#### [EXERCISE]
Give an exact copy of every line, leaving images out.

#### [RAW RECORDS]

□ □ □

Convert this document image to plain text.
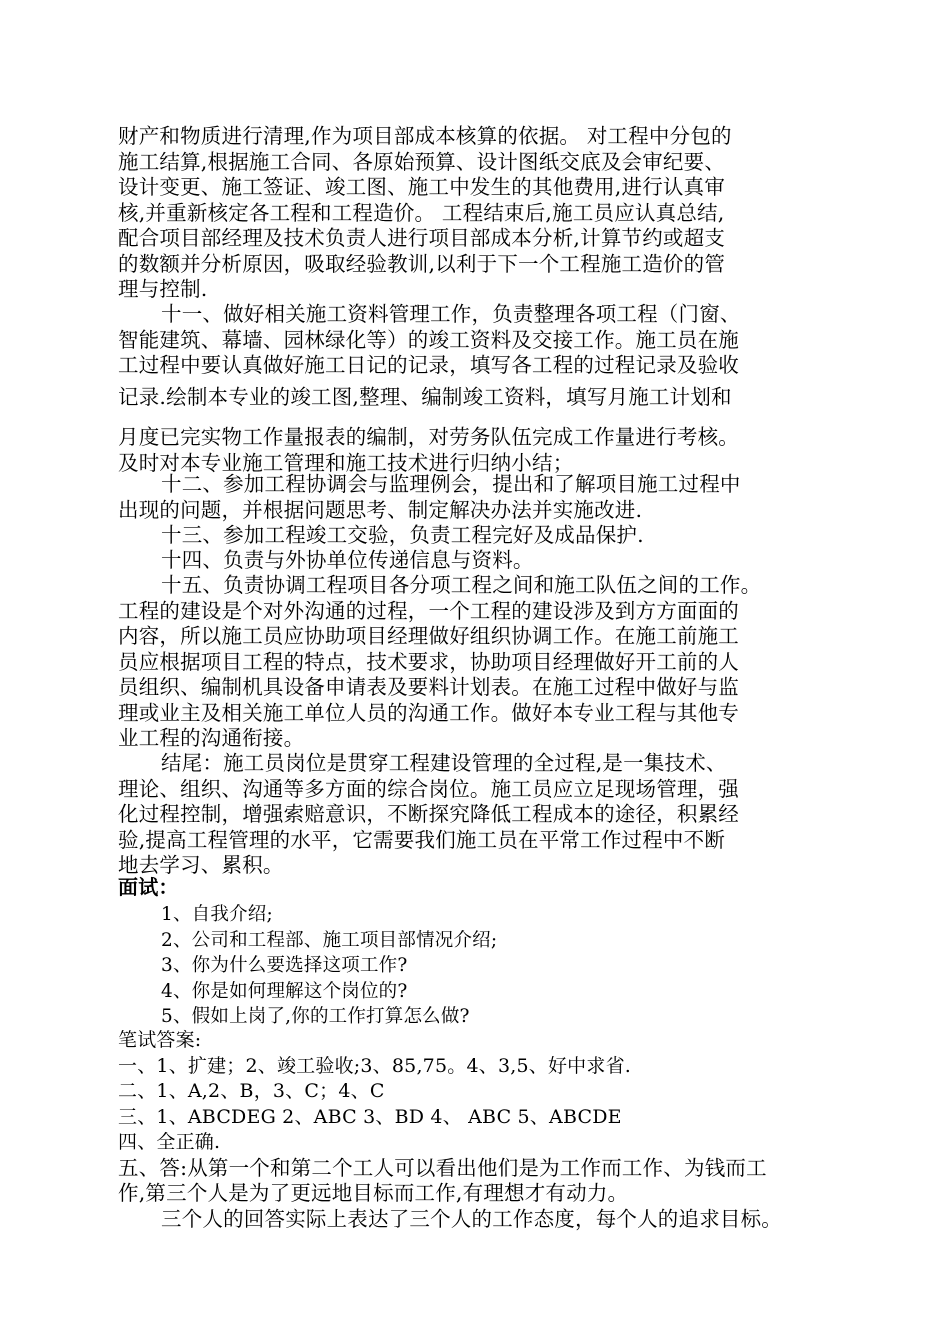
财产和物质进行清理,作为项目部成本核算的依据。 对工程中分包的
施工结算,根据施工合同、各原始预算、设计图纸交底及会审纪要、
设计变更、施工签证、竣工图、施工中发生的其他费用,进行认真审
核,并重新核定各工程和工程造价。 工程结束后,施工员应认真总结,
配合项目部经理及技术负责人进行项目部成本分析,计算节约或超支
的数额并分析原因，吸取经验教训,以利于下一个工程施工造价的管
理与控制.
十一、做好相关施工资料管理工作，负责整理各项工程（门窗、
智能建筑、幕墙、园林绿化等）的竣工资料及交接工作。施工员在施
工过程中要认真做好施工日记的记录，填写各工程的过程记录及验收
记录.绘制本专业的竣工图,整理、编制竣工资料，填写月施工计划和
月度已完实物工作量报表的编制，对劳务队伍完成工作量进行考核。
及时对本专业施工管理和施工技术进行归纳小结；
十二、参加工程协调会与监理例会，提出和了解项目施工过程中
出现的问题，并根据问题思考、制定解决办法并实施改进.
十三、参加工程竣工交验，负责工程完好及成品保护.
十四、负责与外协单位传递信息与资料。
十五、负责协调工程项目各分项工程之间和施工队伍之间的工作。
工程的建设是个对外沟通的过程，一个工程的建设涉及到方方面面的
内容，所以施工员应协助项目经理做好组织协调工作。在施工前施工
员应根据项目工程的特点，技术要求，协助项目经理做好开工前的人
员组织、编制机具设备申请表及要料计划表。在施工过程中做好与监
理或业主及相关施工单位人员的沟通工作。做好本专业工程与其他专
业工程的沟通衔接。
结尾：施工员岗位是贯穿工程建设管理的全过程,是一集技术、
理论、组织、沟通等多方面的综合岗位。施工员应立足现场管理，强
化过程控制，增强索赔意识，不断探究降低工程成本的途径，积累经
验,提高工程管理的水平，它需要我们施工员在平常工作过程中不断
地去学习、累积。
面试：
1、自我介绍;
2、公司和工程部、施工项目部情况介绍;
3、你为什么要选择这项工作?
4、你是如何理解这个岗位的?
5、假如上岗了,你的工作打算怎么做?
笔试答案:
一、1、扩建；2、竣工验收;3、85,75。4、3,5、好中求省.
二、1、A,2、B，3、C；4、C
三、1、ABCDEG 2、ABC 3、BD 4、 ABC 5、ABCDE
四、全正确.
五、答:从第一个和第二个工人可以看出他们是为工作而工作、为钱而工
作,第三个人是为了更远地目标而工作,有理想才有动力。
三个人的回答实际上表达了三个人的工作态度，每个人的追求目标。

□ □ □

#### [SOLUTION TO THIS TASK]
Convert this document image to plain text.
财产和物质进行清理,作为项目部成本核算的依据。 对工程中分包的
施工结算,根据施工合同、各原始预算、设计图纸交底及会审纪要、
设计变更、施工签证、竣工图、施工中发生的其他费用,进行认真审
核,并重新核定各工程和工程造价。 工程结束后,施工员应认真总结,
配合项目部经理及技术负责人进行项目部成本分析,计算节约或超支
的数额并分析原因，吸取经验教训,以利于下一个工程施工造价的管
理与控制.
十一、做好相关施工资料管理工作，负责整理各项工程（门窗、
智能建筑、幕墙、园林绿化等）的竣工资料及交接工作。施工员在施
工过程中要认真做好施工日记的记录，填写各工程的过程记录及验收
记录.绘制本专业的竣工图,整理、编制竣工资料，填写月施工计划和
月度已完实物工作量报表的编制，对劳务队伍完成工作量进行考核。
及时对本专业施工管理和施工技术进行归纳小结；
十二、参加工程协调会与监理例会，提出和了解项目施工过程中
出现的问题，并根据问题思考、制定解决办法并实施改进.
十三、参加工程竣工交验，负责工程完好及成品保护.
十四、负责与外协单位传递信息与资料。
十五、负责协调工程项目各分项工程之间和施工队伍之间的工作。
工程的建设是个对外沟通的过程，一个工程的建设涉及到方方面面的
内容，所以施工员应协助项目经理做好组织协调工作。在施工前施工
员应根据项目工程的特点，技术要求，协助项目经理做好开工前的人
员组织、编制机具设备申请表及要料计划表。在施工过程中做好与监
理或业主及相关施工单位人员的沟通工作。做好本专业工程与其他专
业工程的沟通衔接。
结尾：施工员岗位是贯穿工程建设管理的全过程,是一集技术、
理论、组织、沟通等多方面的综合岗位。施工员应立足现场管理，强
化过程控制，增强索赔意识，不断探究降低工程成本的途径，积累经
验,提高工程管理的水平，它需要我们施工员在平常工作过程中不断
地去学习、累积。
面试：
1、自我介绍;
2、公司和工程部、施工项目部情况介绍;
3、你为什么要选择这项工作?
4、你是如何理解这个岗位的?
5、假如上岗了,你的工作打算怎么做?
笔试答案:
一、1、扩建；2、竣工验收;3、85,75。4、3,5、好中求省.
二、1、A,2、B，3、C；4、C
三、1、ABCDEG 2、ABC 3、BD 4、 ABC 5、ABCDE
四、全正确.
五、答:从第一个和第二个工人可以看出他们是为工作而工作、为钱而工
作,第三个人是为了更远地目标而工作,有理想才有动力。
三个人的回答实际上表达了三个人的工作态度，每个人的追求目标。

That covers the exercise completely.